• _Exercise task_: Find the string "name" and gather every line that holds it.

• _Information shown_:
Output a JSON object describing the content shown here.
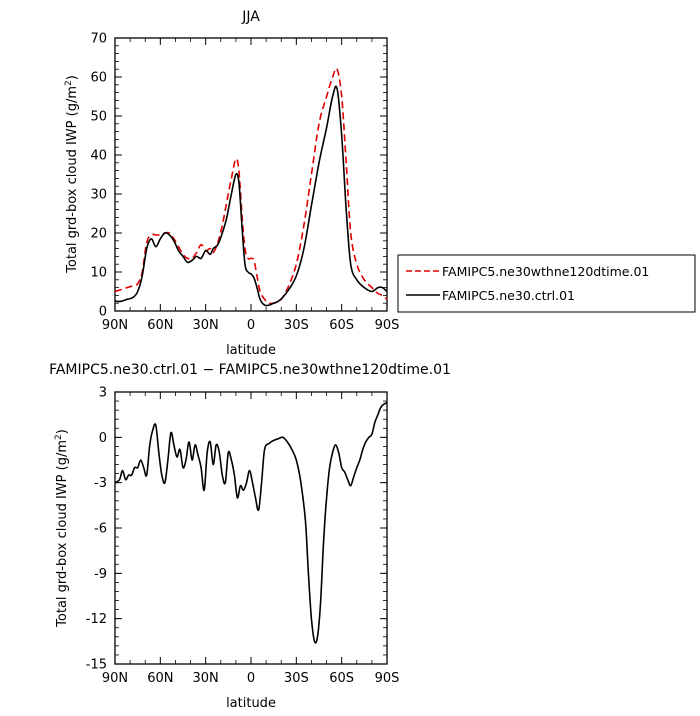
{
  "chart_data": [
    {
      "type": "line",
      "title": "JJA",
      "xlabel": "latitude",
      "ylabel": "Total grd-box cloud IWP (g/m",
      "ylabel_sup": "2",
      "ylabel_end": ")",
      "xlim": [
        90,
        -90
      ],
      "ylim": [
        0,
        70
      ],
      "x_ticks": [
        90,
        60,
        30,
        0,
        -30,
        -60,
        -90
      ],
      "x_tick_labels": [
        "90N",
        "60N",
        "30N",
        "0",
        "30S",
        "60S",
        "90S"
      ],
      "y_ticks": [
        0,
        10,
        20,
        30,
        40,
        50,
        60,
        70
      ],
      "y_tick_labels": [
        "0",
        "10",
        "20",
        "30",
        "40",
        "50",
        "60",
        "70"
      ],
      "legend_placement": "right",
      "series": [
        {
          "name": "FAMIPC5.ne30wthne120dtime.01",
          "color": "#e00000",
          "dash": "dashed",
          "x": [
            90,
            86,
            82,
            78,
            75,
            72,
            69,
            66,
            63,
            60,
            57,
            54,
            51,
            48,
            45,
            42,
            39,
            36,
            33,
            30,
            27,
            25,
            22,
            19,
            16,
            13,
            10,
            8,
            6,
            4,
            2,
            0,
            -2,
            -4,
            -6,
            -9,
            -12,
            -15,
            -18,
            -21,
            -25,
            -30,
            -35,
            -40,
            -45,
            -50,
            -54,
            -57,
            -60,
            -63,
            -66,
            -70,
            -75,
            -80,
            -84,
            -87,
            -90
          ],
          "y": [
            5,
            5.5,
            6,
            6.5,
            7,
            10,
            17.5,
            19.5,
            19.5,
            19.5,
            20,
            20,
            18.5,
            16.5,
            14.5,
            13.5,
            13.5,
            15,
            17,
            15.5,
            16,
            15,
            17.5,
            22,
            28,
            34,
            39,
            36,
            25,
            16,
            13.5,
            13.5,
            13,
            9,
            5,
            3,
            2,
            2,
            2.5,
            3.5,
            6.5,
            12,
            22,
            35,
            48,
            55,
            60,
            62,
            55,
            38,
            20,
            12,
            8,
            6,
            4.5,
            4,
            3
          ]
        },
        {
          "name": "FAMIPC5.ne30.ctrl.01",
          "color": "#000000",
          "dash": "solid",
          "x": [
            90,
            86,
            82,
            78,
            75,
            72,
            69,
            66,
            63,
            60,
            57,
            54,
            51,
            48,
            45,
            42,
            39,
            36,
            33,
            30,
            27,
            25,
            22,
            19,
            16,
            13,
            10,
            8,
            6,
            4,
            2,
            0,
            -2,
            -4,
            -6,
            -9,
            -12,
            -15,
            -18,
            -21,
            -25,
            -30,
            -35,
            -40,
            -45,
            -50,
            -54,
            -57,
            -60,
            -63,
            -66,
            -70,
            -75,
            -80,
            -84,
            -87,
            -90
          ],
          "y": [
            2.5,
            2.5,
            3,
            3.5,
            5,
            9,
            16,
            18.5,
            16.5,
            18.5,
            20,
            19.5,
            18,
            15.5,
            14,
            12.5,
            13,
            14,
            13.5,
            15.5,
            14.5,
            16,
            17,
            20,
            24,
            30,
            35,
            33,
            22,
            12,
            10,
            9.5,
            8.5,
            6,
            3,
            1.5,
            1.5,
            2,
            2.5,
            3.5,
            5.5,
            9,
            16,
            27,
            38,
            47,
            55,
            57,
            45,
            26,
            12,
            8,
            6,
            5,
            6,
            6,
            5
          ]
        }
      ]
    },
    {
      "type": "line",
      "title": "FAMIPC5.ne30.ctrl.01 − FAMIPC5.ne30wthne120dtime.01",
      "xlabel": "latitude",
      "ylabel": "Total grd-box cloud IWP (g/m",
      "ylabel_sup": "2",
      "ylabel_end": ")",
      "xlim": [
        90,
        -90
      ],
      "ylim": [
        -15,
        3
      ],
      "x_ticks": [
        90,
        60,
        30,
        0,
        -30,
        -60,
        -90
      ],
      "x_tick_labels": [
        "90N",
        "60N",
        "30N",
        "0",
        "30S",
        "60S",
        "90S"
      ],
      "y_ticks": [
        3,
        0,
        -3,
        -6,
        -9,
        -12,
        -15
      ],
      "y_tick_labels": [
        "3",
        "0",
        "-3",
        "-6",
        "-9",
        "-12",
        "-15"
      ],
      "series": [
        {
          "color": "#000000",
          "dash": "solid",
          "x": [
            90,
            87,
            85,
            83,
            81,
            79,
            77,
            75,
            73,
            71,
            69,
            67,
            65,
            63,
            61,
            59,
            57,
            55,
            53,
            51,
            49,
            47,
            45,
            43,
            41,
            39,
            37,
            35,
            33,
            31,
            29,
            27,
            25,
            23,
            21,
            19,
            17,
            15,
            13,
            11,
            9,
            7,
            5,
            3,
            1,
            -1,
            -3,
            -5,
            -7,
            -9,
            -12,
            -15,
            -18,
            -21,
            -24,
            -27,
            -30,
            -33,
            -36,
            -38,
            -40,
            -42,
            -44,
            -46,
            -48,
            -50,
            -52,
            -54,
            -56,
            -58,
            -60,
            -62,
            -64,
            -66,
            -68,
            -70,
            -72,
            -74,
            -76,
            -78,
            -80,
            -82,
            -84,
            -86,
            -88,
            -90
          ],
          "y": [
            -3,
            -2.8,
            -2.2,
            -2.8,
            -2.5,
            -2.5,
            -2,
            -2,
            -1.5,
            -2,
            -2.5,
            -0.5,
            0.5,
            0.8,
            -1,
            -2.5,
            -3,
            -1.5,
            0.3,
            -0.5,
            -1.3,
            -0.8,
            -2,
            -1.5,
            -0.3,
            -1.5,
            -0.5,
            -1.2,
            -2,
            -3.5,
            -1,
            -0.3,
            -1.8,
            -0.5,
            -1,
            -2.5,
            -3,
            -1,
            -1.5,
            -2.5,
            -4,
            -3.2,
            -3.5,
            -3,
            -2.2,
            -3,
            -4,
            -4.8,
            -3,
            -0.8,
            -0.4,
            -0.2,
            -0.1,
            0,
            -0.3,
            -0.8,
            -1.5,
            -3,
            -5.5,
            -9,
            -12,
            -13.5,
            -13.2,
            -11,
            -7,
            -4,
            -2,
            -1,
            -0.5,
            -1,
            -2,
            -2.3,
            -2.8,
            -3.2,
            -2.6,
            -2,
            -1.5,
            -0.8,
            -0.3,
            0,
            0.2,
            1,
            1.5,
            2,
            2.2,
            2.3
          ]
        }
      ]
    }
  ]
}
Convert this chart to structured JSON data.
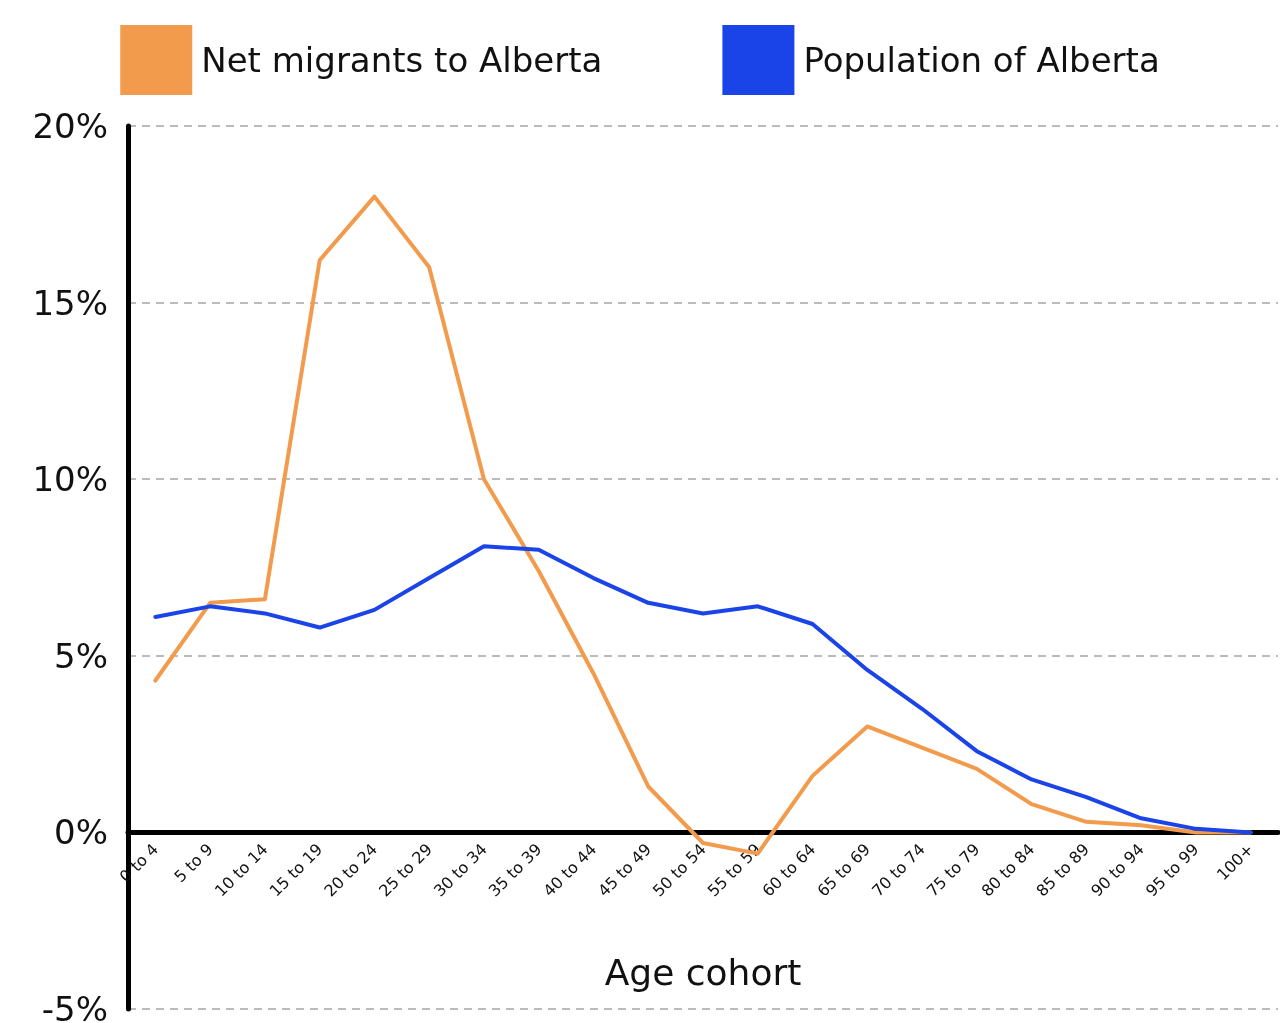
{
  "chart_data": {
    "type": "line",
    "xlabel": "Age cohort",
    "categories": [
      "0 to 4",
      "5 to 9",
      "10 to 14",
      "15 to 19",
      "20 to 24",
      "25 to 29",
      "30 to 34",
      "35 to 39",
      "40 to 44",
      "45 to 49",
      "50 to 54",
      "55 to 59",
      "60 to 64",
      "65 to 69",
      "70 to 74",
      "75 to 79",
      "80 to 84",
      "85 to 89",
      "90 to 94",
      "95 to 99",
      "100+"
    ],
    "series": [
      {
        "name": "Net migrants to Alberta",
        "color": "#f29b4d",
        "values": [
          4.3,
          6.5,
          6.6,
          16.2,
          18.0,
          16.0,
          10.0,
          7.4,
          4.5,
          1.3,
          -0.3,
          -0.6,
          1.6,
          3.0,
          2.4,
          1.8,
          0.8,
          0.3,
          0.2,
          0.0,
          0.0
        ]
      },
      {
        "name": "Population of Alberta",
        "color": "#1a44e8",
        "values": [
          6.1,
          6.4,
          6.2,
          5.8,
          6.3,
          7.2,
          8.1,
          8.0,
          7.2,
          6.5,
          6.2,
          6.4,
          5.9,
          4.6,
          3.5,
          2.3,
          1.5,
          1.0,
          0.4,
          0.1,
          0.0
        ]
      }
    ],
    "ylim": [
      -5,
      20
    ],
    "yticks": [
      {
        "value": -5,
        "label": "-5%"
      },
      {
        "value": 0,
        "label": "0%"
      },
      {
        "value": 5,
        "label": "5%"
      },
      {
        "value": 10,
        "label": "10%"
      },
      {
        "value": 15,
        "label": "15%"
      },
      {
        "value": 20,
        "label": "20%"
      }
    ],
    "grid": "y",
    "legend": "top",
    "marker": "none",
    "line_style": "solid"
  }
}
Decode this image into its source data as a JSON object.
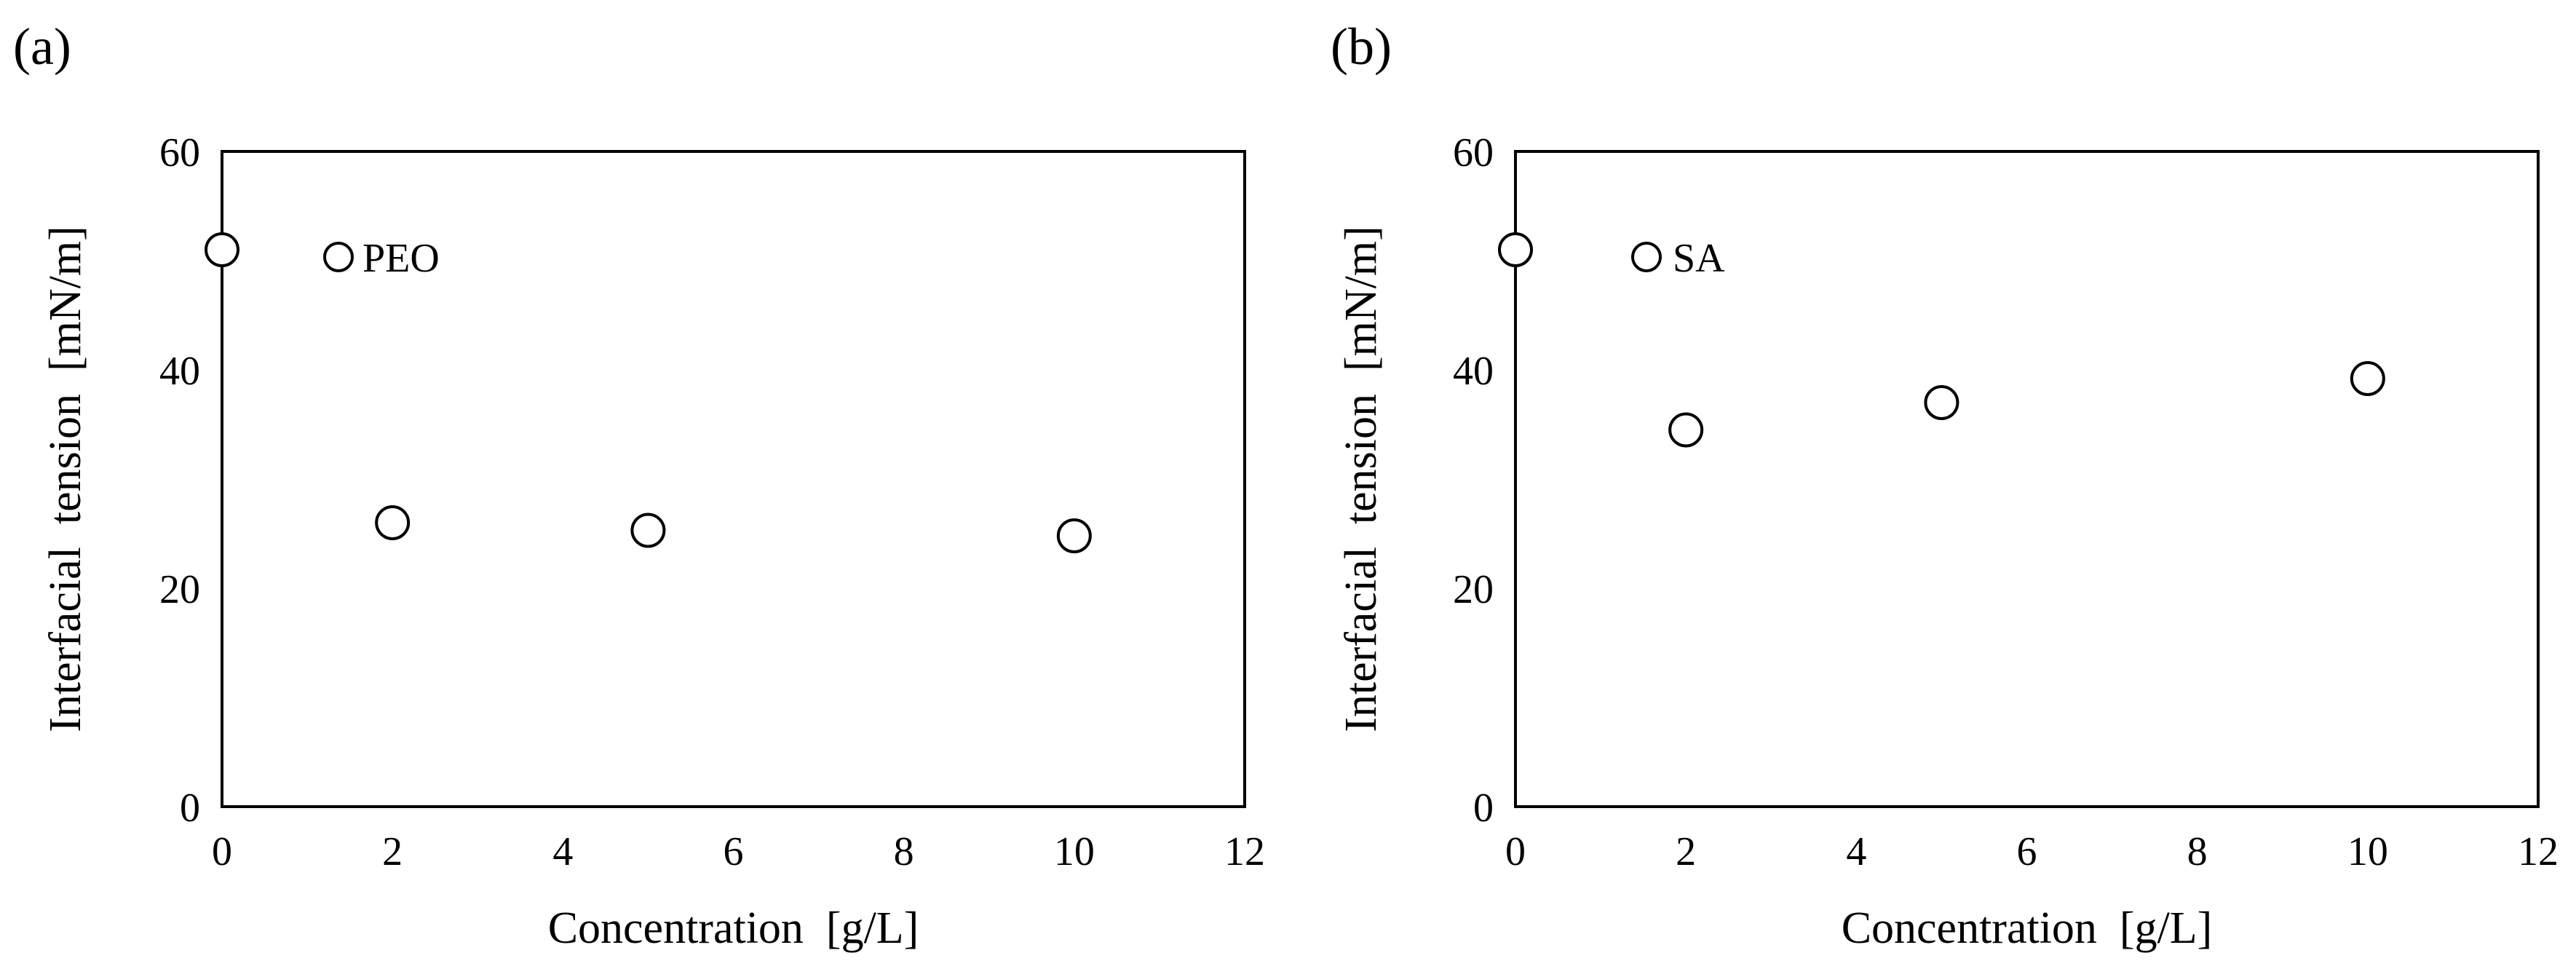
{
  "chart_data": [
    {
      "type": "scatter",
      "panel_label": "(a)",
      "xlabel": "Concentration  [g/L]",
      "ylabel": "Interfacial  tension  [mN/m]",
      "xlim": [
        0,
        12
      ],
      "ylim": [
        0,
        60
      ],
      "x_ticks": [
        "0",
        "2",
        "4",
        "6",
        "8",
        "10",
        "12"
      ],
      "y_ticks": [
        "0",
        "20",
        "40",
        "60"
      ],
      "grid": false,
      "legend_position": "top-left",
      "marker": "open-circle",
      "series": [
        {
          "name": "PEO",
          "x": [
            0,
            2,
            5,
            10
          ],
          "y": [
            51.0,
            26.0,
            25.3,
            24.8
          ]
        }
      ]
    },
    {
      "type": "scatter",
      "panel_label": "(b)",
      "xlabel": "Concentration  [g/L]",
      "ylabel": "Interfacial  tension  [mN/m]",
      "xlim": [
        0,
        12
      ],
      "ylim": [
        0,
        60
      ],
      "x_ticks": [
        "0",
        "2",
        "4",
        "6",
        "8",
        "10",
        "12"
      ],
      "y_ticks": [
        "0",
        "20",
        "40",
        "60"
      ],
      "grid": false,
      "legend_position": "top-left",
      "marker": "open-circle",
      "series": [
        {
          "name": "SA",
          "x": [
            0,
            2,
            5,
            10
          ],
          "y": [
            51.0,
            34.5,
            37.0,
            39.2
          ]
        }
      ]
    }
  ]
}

• _The reply_:
          "name": "FAMIPC5.ne30wthne120dtime.01",
          "name": "FAMIPC5.ne30.ctrl.01",
        "name": "Net migrants to Alberta",
        "name": "Population of Alberta",
          "name": "PEO",
          "name": "SA",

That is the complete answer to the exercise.